WHAT NEEDS TO BE DONE - Go through the records and copy each line where the word "фазе" occurs.

Collected data:

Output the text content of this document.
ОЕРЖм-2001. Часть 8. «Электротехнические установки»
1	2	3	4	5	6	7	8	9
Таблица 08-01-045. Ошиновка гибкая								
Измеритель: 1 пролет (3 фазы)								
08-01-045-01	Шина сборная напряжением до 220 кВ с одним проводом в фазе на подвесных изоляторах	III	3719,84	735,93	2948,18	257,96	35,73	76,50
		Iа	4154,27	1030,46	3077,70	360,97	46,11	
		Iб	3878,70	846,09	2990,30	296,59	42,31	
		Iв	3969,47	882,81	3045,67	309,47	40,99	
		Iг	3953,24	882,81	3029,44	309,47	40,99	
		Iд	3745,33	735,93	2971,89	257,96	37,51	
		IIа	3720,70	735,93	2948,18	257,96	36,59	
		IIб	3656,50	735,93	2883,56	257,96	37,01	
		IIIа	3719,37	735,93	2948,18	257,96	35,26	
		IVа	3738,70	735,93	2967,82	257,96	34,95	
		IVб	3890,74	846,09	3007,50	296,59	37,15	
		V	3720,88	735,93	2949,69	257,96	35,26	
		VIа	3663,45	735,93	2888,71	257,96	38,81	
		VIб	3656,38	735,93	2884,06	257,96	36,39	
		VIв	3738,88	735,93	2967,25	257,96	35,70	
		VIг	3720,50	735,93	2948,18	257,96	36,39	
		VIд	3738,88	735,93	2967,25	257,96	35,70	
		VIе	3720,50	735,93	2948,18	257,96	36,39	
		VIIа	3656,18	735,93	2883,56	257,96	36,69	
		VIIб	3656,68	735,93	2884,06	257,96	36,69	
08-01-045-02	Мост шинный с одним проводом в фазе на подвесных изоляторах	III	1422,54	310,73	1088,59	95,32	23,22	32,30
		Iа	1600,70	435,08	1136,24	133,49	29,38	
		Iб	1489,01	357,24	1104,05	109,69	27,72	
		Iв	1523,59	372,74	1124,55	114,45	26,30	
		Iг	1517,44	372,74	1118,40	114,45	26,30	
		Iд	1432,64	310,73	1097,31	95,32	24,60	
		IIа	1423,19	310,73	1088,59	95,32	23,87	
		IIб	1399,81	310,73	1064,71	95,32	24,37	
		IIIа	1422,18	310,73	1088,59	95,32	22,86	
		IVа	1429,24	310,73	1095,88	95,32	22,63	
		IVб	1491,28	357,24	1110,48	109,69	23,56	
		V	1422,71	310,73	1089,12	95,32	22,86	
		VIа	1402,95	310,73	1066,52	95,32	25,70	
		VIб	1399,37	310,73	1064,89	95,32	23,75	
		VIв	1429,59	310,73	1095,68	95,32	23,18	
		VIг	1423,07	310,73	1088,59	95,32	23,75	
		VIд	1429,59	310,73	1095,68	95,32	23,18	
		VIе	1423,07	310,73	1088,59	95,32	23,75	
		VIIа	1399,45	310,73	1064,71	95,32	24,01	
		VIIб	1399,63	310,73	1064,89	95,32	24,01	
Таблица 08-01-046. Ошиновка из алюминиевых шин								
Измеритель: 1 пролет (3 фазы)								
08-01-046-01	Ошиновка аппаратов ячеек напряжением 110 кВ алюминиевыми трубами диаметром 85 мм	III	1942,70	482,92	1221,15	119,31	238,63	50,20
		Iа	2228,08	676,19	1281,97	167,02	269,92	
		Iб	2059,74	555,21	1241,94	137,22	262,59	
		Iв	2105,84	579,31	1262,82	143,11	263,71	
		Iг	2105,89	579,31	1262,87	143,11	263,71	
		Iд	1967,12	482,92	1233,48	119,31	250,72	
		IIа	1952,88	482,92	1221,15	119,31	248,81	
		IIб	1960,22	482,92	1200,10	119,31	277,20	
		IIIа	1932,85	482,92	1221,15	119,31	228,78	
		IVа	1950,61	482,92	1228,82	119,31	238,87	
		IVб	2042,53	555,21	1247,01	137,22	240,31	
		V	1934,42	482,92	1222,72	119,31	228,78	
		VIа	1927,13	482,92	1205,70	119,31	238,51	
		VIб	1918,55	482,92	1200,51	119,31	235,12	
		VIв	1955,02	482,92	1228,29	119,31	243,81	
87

WRITTEN SOLUTION -
08-01-045-01	Шина сборная напряжением до 220 кВ с одним проводом в фазе на подвесных изоляторах	III	3719,84	735,93	2948,18	257,96	35,73	76,50
08-01-045-02	Мост шинный с одним проводом в фазе на подвесных изоляторах	III	1422,54	310,73	1088,59	95,32	23,22	32,30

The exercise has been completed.